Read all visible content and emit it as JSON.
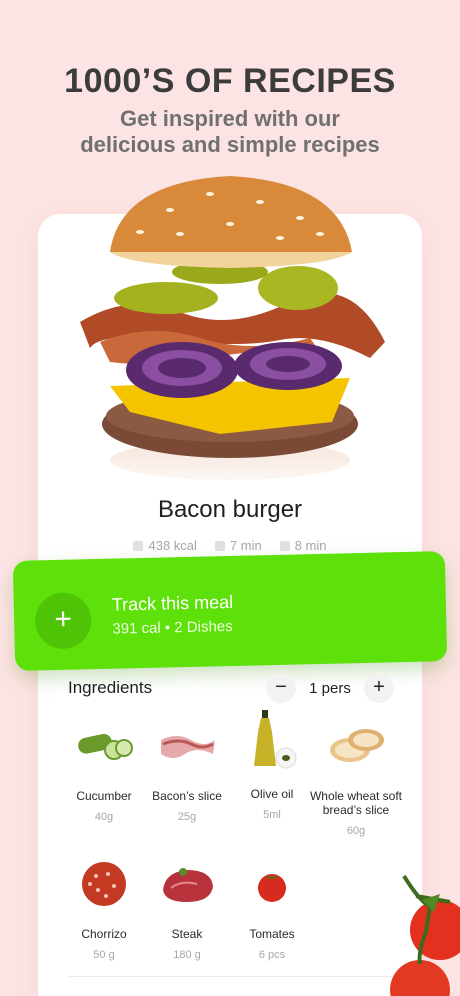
{
  "hero": {
    "title": "1000’S OF RECIPES",
    "subtitle_line1": "Get inspired with our",
    "subtitle_line2": "delicious and simple recipes"
  },
  "dish": {
    "title": "Bacon burger",
    "kcal": "438 kcal",
    "prep": "7 min",
    "cook": "8 min"
  },
  "track": {
    "plus": "+",
    "title": "Track this meal",
    "subtitle": "391 cal • 2 Dishes"
  },
  "ingredients": {
    "heading": "Ingredients",
    "minus": "−",
    "plus": "+",
    "servings": "1 pers",
    "items": [
      {
        "name": "Cucumber",
        "amount": "40g",
        "icon": "cucumber-icon"
      },
      {
        "name": "Bacon’s slice",
        "amount": "25g",
        "icon": "bacon-icon"
      },
      {
        "name": "Olive oil",
        "amount": "5ml",
        "icon": "olive-oil-icon"
      },
      {
        "name": "Whole wheat soft bread’s slice",
        "amount": "60g",
        "icon": "bread-icon"
      },
      {
        "name": "Chorrizo",
        "amount": "50 g",
        "icon": "chorizo-icon"
      },
      {
        "name": "Steak",
        "amount": "180 g",
        "icon": "steak-icon"
      },
      {
        "name": "Tomates",
        "amount": "6 pcs",
        "icon": "tomato-icon"
      }
    ]
  },
  "colors": {
    "background": "#fde4e4",
    "accent_green": "#5ee10a"
  }
}
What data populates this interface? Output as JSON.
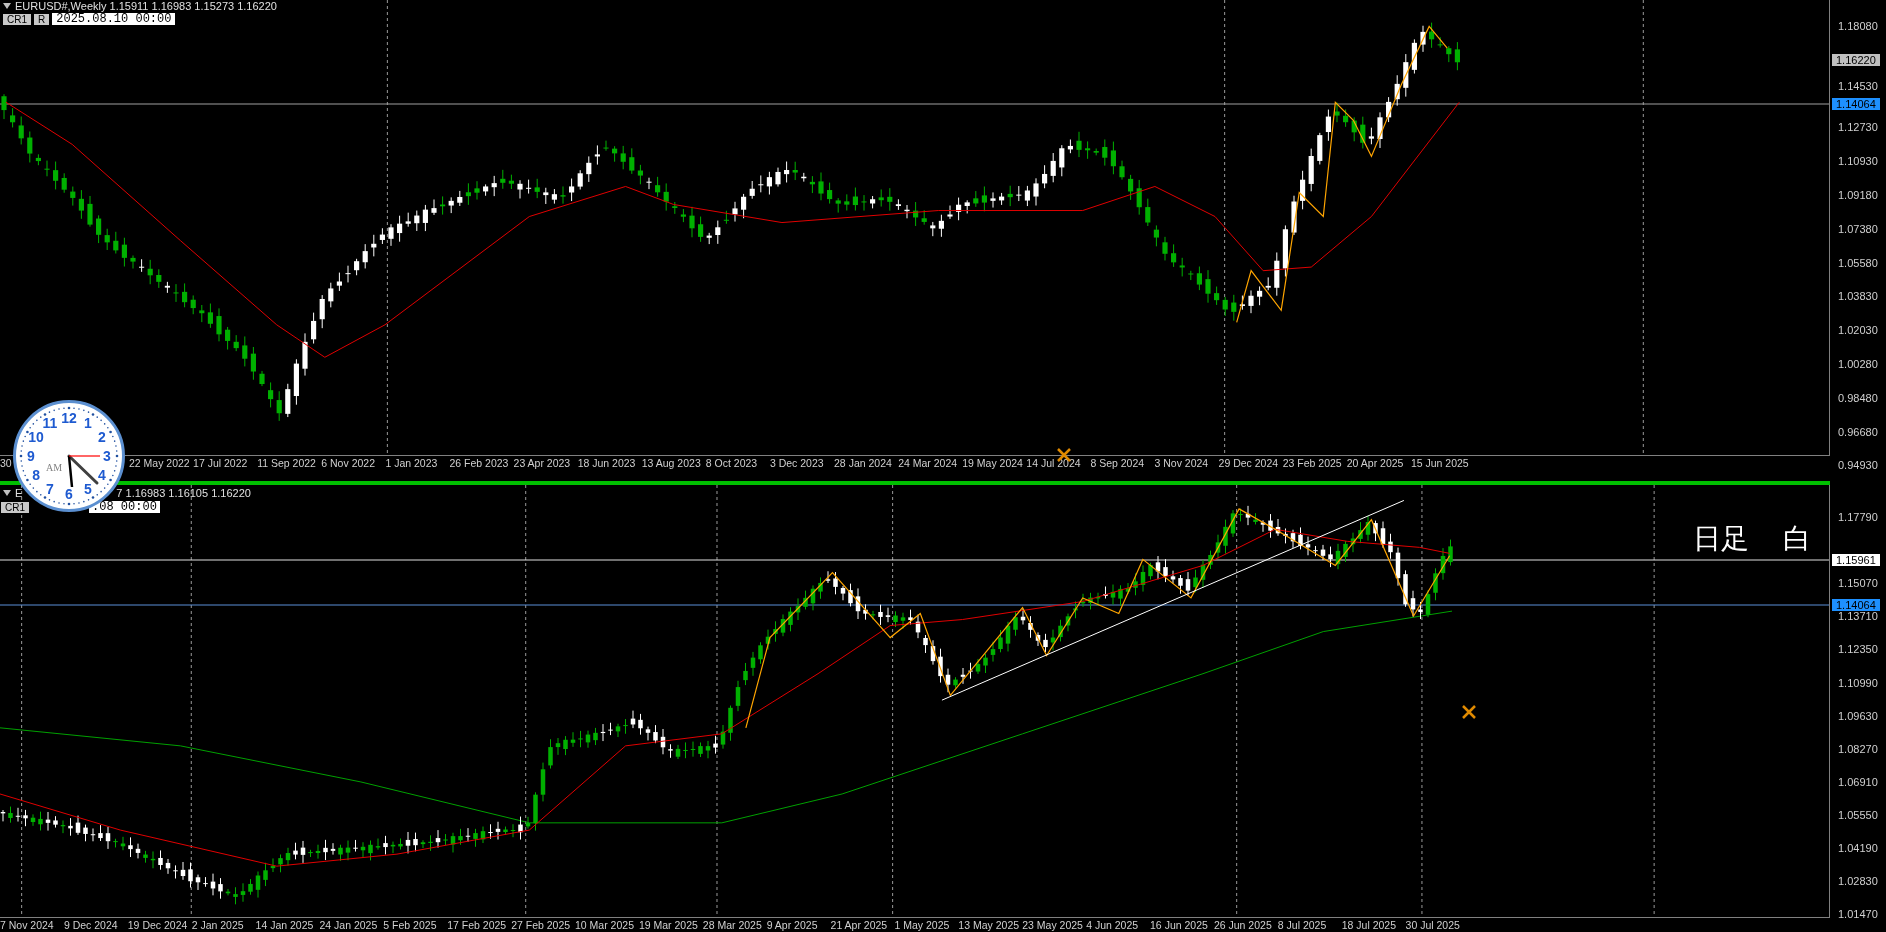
{
  "top_chart": {
    "title": "EURUSD#,Weekly 1.15911 1.16983 1.15273 1.16220",
    "buttons": [
      {
        "label": "CR1"
      },
      {
        "label": "R"
      }
    ],
    "time_field": "2025.08.10 00:00",
    "price_axis": [
      "1.18080",
      "1.14530",
      "1.12730",
      "1.10930",
      "1.09180",
      "1.07380",
      "1.05580",
      "1.03830",
      "1.02030",
      "1.00280",
      "0.98480",
      "0.96680",
      "0.94930"
    ],
    "price_tags": [
      {
        "text": "1.16220",
        "kind": "current"
      },
      {
        "text": "1.14064",
        "kind": "level"
      }
    ],
    "time_axis": [
      "30",
      "22 May 2022",
      "17 Jul 2022",
      "11 Sep 2022",
      "6 Nov 2022",
      "1 Jan 2023",
      "26 Feb 2023",
      "23 Apr 2023",
      "18 Jun 2023",
      "13 Aug 2023",
      "8 Oct 2023",
      "3 Dec 2023",
      "28 Jan 2024",
      "24 Mar 2024",
      "19 May 2024",
      "14 Jul 2024",
      "8 Sep 2024",
      "3 Nov 2024",
      "29 Dec 2024",
      "23 Feb 2025",
      "20 Apr 2025",
      "15 Jun 2025"
    ]
  },
  "bottom_chart": {
    "title_parts": [
      "E",
      "7 1.16983 1.16105 1.16220"
    ],
    "buttons": [
      {
        "label": "CR1"
      }
    ],
    "time_field": ".08 00:00",
    "price_axis": [
      "1.17790",
      "1.15070",
      "1.13710",
      "1.12350",
      "1.10990",
      "1.09630",
      "1.08270",
      "1.06910",
      "1.05550",
      "1.04190",
      "1.02830",
      "1.01470"
    ],
    "price_tags": [
      {
        "text": "1.15961",
        "kind": "marker"
      },
      {
        "text": "1.14064",
        "kind": "level"
      }
    ],
    "time_axis": [
      "7 Nov 2024",
      "9 Dec 2024",
      "19 Dec 2024",
      "2 Jan 2025",
      "14 Jan 2025",
      "24 Jan 2025",
      "5 Feb 2025",
      "17 Feb 2025",
      "27 Feb 2025",
      "10 Mar 2025",
      "19 Mar 2025",
      "28 Mar 2025",
      "9 Apr 2025",
      "21 Apr 2025",
      "1 May 2025",
      "13 May 2025",
      "23 May 2025",
      "4 Jun 2025",
      "16 Jun 2025",
      "26 Jun 2025",
      "8 Jul 2025",
      "18 Jul 2025",
      "30 Jul 2025"
    ],
    "annotation": [
      "日足",
      "白"
    ]
  },
  "clock": {
    "numbers": [
      "12",
      "11",
      "1",
      "10",
      "2",
      "9",
      "3",
      "8",
      "4",
      "7",
      "5",
      "6"
    ],
    "period": "AM"
  }
}
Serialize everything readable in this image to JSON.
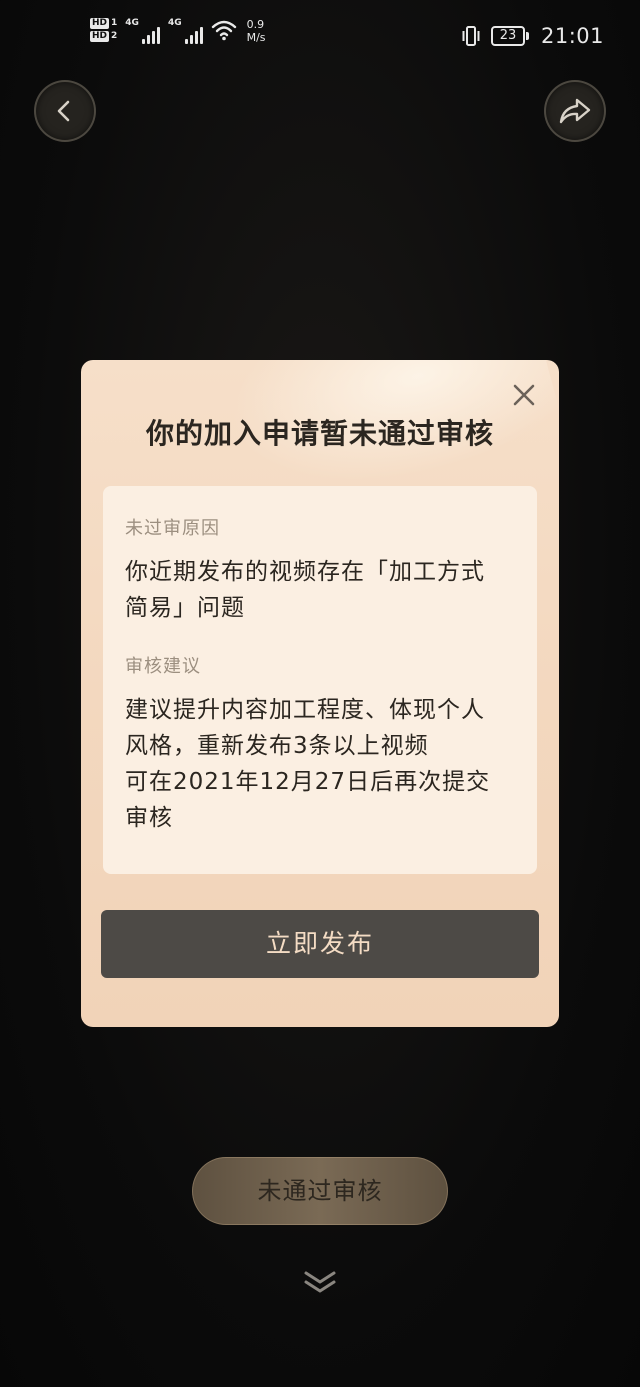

***

__WHAT THIS TASK INVOLVES__:
Reproduce each line exactly, please, except for any pictures.

__OUTPUT OF THE TASK__:
Read all visible content and emit it as JSON.
{
  "hero": {
    "title": "1000’S OF RECIPES",
    "subtitle_line1": "Get inspired with our",
    "subtitle_line2": "delicious and simple recipes"
  },
  "dish": {
    "title": "Bacon burger",
    "kcal": "438 kcal",
    "prep": "7 min",
    "cook": "8 min"
  },
  "track": {
    "plus": "+",
    "title": "Track this meal",
    "subtitle": "391 cal • 2 Dishes"
  },
  "ingredients": {
    "heading": "Ingredients",
    "minus": "−",
    "plus": "+",
    "servings": "1 pers",
    "items": [
      {
        "name": "Cucumber",
        "amount": "40g",
        "icon": "cucumber-icon"
      },
      {
        "name": "Bacon’s slice",
        "amount": "25g",
        "icon": "bacon-icon"
      },
      {
        "name": "Olive oil",
        "amount": "5ml",
        "icon": "olive-oil-icon"
      },
      {
        "name": "Whole wheat soft bread’s slice",
        "amount": "60g",
        "icon": "bread-icon"
      },
      {
        "name": "Chorrizo",
        "amount": "50 g",
        "icon": "chorizo-icon"
      },
      {
        "name": "Steak",
        "amount": "180 g",
        "icon": "steak-icon"
      },
      {
        "name": "Tomates",
        "amount": "6 pcs",
        "icon": "tomato-icon"
      }
    ]
  },
  "colors": {
    "background": "#fde4e4",
    "accent_green": "#5ee10a"
  }
}
What data populates this interface? Output as JSON.
{
  "top_chart": {
    "title": "EURUSD#,Weekly 1.15911 1.16983 1.15273 1.16220",
    "buttons": [
      {
        "label": "CR1"
      },
      {
        "label": "R"
      }
    ],
    "time_field": "2025.08.10 00:00",
    "price_axis": [
      "1.18080",
      "1.14530",
      "1.12730",
      "1.10930",
      "1.09180",
      "1.07380",
      "1.05580",
      "1.03830",
      "1.02030",
      "1.00280",
      "0.98480",
      "0.96680",
      "0.94930"
    ],
    "price_tags": [
      {
        "text": "1.16220",
        "kind": "current"
      },
      {
        "text": "1.14064",
        "kind": "level"
      }
    ],
    "time_axis": [
      "30",
      "22 May 2022",
      "17 Jul 2022",
      "11 Sep 2022",
      "6 Nov 2022",
      "1 Jan 2023",
      "26 Feb 2023",
      "23 Apr 2023",
      "18 Jun 2023",
      "13 Aug 2023",
      "8 Oct 2023",
      "3 Dec 2023",
      "28 Jan 2024",
      "24 Mar 2024",
      "19 May 2024",
      "14 Jul 2024",
      "8 Sep 2024",
      "3 Nov 2024",
      "29 Dec 2024",
      "23 Feb 2025",
      "20 Apr 2025",
      "15 Jun 2025"
    ]
  },
  "bottom_chart": {
    "title_parts": [
      "E",
      "7 1.16983 1.16105 1.16220"
    ],
    "buttons": [
      {
        "label": "CR1"
      }
    ],
    "time_field": ".08 00:00",
    "price_axis": [
      "1.17790",
      "1.15070",
      "1.13710",
      "1.12350",
      "1.10990",
      "1.09630",
      "1.08270",
      "1.06910",
      "1.05550",
      "1.04190",
      "1.02830",
      "1.01470"
    ],
    "price_tags": [
      {
        "text": "1.15961",
        "kind": "marker"
      },
      {
        "text": "1.14064",
        "kind": "level"
      }
    ],
    "time_axis": [
      "7 Nov 2024",
      "9 Dec 2024",
      "19 Dec 2024",
      "2 Jan 2025",
      "14 Jan 2025",
      "24 Jan 2025",
      "5 Feb 2025",
      "17 Feb 2025",
      "27 Feb 2025",
      "10 Mar 2025",
      "19 Mar 2025",
      "28 Mar 2025",
      "9 Apr 2025",
      "21 Apr 2025",
      "1 May 2025",
      "13 May 2025",
      "23 May 2025",
      "4 Jun 2025",
      "16 Jun 2025",
      "26 Jun 2025",
      "8 Jul 2025",
      "18 Jul 2025",
      "30 Jul 2025"
    ],
    "annotation": [
      "日足",
      "白"
    ]
  },
  "clock": {
    "numbers": [
      "12",
      "11",
      "1",
      "10",
      "2",
      "9",
      "3",
      "8",
      "4",
      "7",
      "5",
      "6"
    ],
    "period": "AM"
  }
}
Serialize everything readable in this image to JSON.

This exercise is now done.